[Dataset records]
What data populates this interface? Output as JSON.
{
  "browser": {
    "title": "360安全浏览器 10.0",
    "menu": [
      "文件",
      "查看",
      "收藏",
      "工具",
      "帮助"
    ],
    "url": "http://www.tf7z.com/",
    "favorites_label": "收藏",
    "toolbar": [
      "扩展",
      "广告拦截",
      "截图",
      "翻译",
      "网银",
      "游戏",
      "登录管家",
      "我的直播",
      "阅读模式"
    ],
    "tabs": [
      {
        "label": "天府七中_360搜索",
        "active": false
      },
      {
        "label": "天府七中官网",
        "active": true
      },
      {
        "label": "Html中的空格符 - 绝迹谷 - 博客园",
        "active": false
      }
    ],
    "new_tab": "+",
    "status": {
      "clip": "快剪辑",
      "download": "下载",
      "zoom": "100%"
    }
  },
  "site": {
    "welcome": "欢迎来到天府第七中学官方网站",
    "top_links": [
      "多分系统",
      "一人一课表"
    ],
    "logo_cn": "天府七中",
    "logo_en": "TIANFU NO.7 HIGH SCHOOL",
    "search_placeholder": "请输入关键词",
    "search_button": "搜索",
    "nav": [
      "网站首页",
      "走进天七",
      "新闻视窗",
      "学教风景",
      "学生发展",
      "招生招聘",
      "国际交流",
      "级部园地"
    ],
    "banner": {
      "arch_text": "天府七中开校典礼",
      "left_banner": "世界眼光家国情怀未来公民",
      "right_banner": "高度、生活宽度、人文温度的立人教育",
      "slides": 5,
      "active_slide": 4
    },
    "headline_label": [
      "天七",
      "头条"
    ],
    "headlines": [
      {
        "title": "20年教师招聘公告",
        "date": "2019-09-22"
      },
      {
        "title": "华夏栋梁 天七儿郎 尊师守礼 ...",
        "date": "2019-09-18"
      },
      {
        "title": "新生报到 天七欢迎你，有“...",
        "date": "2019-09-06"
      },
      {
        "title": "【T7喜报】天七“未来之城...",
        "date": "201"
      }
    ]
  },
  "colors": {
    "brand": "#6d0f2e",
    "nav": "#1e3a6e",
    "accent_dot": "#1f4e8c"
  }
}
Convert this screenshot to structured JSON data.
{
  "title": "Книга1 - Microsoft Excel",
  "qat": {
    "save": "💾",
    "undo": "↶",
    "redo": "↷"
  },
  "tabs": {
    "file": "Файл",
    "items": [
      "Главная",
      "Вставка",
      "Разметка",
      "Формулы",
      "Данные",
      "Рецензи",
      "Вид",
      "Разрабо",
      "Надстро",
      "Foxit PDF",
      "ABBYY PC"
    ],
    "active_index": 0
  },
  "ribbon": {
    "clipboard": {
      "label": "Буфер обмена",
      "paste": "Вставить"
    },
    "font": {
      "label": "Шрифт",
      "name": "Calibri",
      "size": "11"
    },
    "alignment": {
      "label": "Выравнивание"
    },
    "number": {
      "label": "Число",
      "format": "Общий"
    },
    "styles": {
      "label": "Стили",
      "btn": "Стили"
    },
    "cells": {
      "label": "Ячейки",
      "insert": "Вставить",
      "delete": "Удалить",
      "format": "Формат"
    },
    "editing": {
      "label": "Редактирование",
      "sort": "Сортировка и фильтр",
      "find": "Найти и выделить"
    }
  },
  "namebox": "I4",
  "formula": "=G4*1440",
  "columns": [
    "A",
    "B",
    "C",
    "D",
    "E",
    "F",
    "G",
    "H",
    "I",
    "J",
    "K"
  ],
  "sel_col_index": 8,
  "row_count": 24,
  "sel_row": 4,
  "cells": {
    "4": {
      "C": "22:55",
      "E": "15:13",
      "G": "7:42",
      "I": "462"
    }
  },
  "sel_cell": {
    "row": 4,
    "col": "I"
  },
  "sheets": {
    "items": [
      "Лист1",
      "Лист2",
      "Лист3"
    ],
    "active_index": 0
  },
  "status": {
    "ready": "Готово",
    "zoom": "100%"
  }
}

- _THE EXERCISE_
Each line from the one containing "Convert this screenshot" to the end of the listing above should be copied exactly, and nothing else.

- _SOLUTION TO THIS PROBLEM_
Convert this screenshot to structured JSON data.
{
  "title": "Книга1 - Microsoft Excel",
  "qat": {
    "save": "💾",
    "undo": "↶",
    "redo": "↷"
  },
  "tabs": {
    "file": "Файл",
    "items": [
      "Главная",
      "Вставка",
      "Разметка",
      "Формулы",
      "Данные",
      "Рецензи",
      "Вид",
      "Разрабо",
      "Надстро",
      "Foxit PDF",
      "ABBYY PC"
    ],
    "active_index": 0
  },
  "ribbon": {
    "clipboard": {
      "label": "Буфер обмена",
      "paste": "Вставить"
    },
    "font": {
      "label": "Шрифт",
      "name": "Calibri",
      "size": "11"
    },
    "alignment": {
      "label": "Выравнивание"
    },
    "number": {
      "label": "Число",
      "format": "Общий"
    },
    "styles": {
      "label": "Стили",
      "btn": "Стили"
    },
    "cells": {
      "label": "Ячейки",
      "insert": "Вставить",
      "delete": "Удалить",
      "format": "Формат"
    },
    "editing": {
      "label": "Редактирование",
      "sort": "Сортировка и фильтр",
      "find": "Найти и выделить"
    }
  },
  "namebox": "I4",
  "formula": "=G4*1440",
  "columns": [
    "A",
    "B",
    "C",
    "D",
    "E",
    "F",
    "G",
    "H",
    "I",
    "J",
    "K"
  ],
  "sel_col_index": 8,
  "row_count": 24,
  "sel_row": 4,
  "cells": {
    "4": {
      "C": "22:55",
      "E": "15:13",
      "G": "7:42",
      "I": "462"
    }
  },
  "sel_cell": {
    "row": 4,
    "col": "I"
  },
  "sheets": {
    "items": [
      "Лист1",
      "Лист2",
      "Лист3"
    ],
    "active_index": 0
  },
  "status": {
    "ready": "Готово",
    "zoom": "100%"
  }
}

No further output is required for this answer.